What to work on.
Look at the entries below and reproduce them exactly.

Data for this exercise.
══════════════════════════════

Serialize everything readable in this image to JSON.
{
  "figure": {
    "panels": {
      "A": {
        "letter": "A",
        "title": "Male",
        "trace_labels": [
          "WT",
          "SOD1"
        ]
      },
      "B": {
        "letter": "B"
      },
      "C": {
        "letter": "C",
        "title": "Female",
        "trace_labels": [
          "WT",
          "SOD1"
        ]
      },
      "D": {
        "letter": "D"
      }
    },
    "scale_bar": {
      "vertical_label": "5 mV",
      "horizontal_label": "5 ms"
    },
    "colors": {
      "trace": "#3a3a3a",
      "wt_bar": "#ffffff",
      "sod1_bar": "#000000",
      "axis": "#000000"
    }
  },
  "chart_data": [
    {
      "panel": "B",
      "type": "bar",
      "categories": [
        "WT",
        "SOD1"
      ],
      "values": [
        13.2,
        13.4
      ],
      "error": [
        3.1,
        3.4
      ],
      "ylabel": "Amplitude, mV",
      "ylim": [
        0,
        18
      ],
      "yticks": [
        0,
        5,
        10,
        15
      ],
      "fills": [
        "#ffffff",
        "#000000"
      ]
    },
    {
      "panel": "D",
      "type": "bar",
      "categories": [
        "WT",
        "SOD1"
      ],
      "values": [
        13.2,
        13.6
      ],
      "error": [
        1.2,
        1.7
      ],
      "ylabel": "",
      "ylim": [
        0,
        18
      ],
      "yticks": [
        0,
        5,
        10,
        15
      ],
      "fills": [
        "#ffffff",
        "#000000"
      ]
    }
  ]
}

══════════════════════════════

Response.
Serialize everything readable in this image to JSON.
{
  "figure": {
    "panels": {
      "A": {
        "letter": "A",
        "title": "Male",
        "trace_labels": [
          "WT",
          "SOD1"
        ]
      },
      "B": {
        "letter": "B"
      },
      "C": {
        "letter": "C",
        "title": "Female",
        "trace_labels": [
          "WT",
          "SOD1"
        ]
      },
      "D": {
        "letter": "D"
      }
    },
    "scale_bar": {
      "vertical_label": "5 mV",
      "horizontal_label": "5 ms"
    },
    "colors": {
      "trace": "#3a3a3a",
      "wt_bar": "#ffffff",
      "sod1_bar": "#000000",
      "axis": "#000000"
    }
  },
  "chart_data": [
    {
      "panel": "B",
      "type": "bar",
      "categories": [
        "WT",
        "SOD1"
      ],
      "values": [
        13.2,
        13.4
      ],
      "error": [
        3.1,
        3.4
      ],
      "ylabel": "Amplitude, mV",
      "ylim": [
        0,
        18
      ],
      "yticks": [
        0,
        5,
        10,
        15
      ],
      "fills": [
        "#ffffff",
        "#000000"
      ]
    },
    {
      "panel": "D",
      "type": "bar",
      "categories": [
        "WT",
        "SOD1"
      ],
      "values": [
        13.2,
        13.6
      ],
      "error": [
        1.2,
        1.7
      ],
      "ylabel": "",
      "ylim": [
        0,
        18
      ],
      "yticks": [
        0,
        5,
        10,
        15
      ],
      "fills": [
        "#ffffff",
        "#000000"
      ]
    }
  ]
}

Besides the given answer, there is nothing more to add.